- _To do_
The full set of records must be returned exactly, character for character.

Entries shown Block Start

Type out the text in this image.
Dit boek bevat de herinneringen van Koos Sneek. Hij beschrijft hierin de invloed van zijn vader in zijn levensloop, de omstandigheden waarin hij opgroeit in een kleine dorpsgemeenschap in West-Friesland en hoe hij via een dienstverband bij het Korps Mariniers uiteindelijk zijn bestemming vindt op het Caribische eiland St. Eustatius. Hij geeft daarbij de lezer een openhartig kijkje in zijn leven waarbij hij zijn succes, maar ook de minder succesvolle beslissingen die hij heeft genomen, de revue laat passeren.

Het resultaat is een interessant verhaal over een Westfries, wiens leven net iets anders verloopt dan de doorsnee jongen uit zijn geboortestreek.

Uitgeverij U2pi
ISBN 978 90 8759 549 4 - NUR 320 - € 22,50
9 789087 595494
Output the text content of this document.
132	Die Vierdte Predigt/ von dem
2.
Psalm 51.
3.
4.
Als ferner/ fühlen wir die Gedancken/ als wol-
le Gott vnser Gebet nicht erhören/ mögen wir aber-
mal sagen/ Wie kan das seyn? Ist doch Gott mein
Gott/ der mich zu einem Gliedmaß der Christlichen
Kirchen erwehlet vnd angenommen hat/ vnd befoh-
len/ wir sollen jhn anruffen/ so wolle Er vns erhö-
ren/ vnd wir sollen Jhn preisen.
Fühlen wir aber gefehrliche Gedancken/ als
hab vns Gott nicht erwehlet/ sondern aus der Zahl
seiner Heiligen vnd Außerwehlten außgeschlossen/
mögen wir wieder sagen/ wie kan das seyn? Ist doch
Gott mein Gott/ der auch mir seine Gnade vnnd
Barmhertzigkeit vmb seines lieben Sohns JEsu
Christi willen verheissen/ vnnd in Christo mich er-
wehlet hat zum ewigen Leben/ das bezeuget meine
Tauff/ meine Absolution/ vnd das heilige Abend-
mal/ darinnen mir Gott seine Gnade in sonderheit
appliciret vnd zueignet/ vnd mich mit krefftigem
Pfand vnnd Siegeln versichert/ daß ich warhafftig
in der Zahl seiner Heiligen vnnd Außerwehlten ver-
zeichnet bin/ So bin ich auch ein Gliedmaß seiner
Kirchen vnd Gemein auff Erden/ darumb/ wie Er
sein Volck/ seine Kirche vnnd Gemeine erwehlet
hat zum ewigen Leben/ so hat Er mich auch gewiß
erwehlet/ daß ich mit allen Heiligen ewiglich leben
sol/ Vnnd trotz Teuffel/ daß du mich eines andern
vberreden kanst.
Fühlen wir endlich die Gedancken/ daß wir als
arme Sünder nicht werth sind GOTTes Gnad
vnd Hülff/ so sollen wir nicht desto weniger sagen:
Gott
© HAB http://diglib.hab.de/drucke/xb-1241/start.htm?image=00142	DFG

Entries shown Block End

- _Response area_
Type out the text in this image.
Dit boek bevat de herinneringen van Koos Sneek. Hij beschrijft hierin de invloed van zijn vader in zijn levensloop, de omstandigheden waarin hij opgroeit in een kleine dorpsgemeenschap in West-Friesland en hoe hij via een dienstverband bij het Korps Mariniers uiteindelijk zijn bestemming vindt op het Caribische eiland St. Eustatius. Hij geeft daarbij de lezer een openhartig kijkje in zijn leven waarbij hij zijn succes, maar ook de minder succesvolle beslissingen die hij heeft genomen, de revue laat passeren.

Het resultaat is een interessant verhaal over een Westfries, wiens leven net iets anders verloopt dan de doorsnee jongen uit zijn geboortestreek.

Uitgeverij U2pi
ISBN 978 90 8759 549 4 - NUR 320 - € 22,50
9 789087 595494
Output the text content of this document.
132	Die Vierdte Predigt/ von dem
2.
Psalm 51.
3.
4.
Als ferner/ fühlen wir die Gedancken/ als wol-
le Gott vnser Gebet nicht erhören/ mögen wir aber-
mal sagen/ Wie kan das seyn? Ist doch Gott mein
Gott/ der mich zu einem Gliedmaß der Christlichen
Kirchen erwehlet vnd angenommen hat/ vnd befoh-
len/ wir sollen jhn anruffen/ so wolle Er vns erhö-
ren/ vnd wir sollen Jhn preisen.
Fühlen wir aber gefehrliche Gedancken/ als
hab vns Gott nicht erwehlet/ sondern aus der Zahl
seiner Heiligen vnd Außerwehlten außgeschlossen/
mögen wir wieder sagen/ wie kan das seyn? Ist doch
Gott mein Gott/ der auch mir seine Gnade vnnd
Barmhertzigkeit vmb seines lieben Sohns JEsu
Christi willen verheissen/ vnnd in Christo mich er-
wehlet hat zum ewigen Leben/ das bezeuget meine
Tauff/ meine Absolution/ vnd das heilige Abend-
mal/ darinnen mir Gott seine Gnade in sonderheit
appliciret vnd zueignet/ vnd mich mit krefftigem
Pfand vnnd Siegeln versichert/ daß ich warhafftig
in der Zahl seiner Heiligen vnnd Außerwehlten ver-
zeichnet bin/ So bin ich auch ein Gliedmaß seiner
Kirchen vnd Gemein auff Erden/ darumb/ wie Er
sein Volck/ seine Kirche vnnd Gemeine erwehlet
hat zum ewigen Leben/ so hat Er mich auch gewiß
erwehlet/ daß ich mit allen Heiligen ewiglich leben
sol/ Vnnd trotz Teuffel/ daß du mich eines andern
vberreden kanst.
Fühlen wir endlich die Gedancken/ daß wir als
arme Sünder nicht werth sind GOTTes Gnad
vnd Hülff/ so sollen wir nicht desto weniger sagen:
Gott
© HAB http://diglib.hab.de/drucke/xb-1241/start.htm?image=00142	DFG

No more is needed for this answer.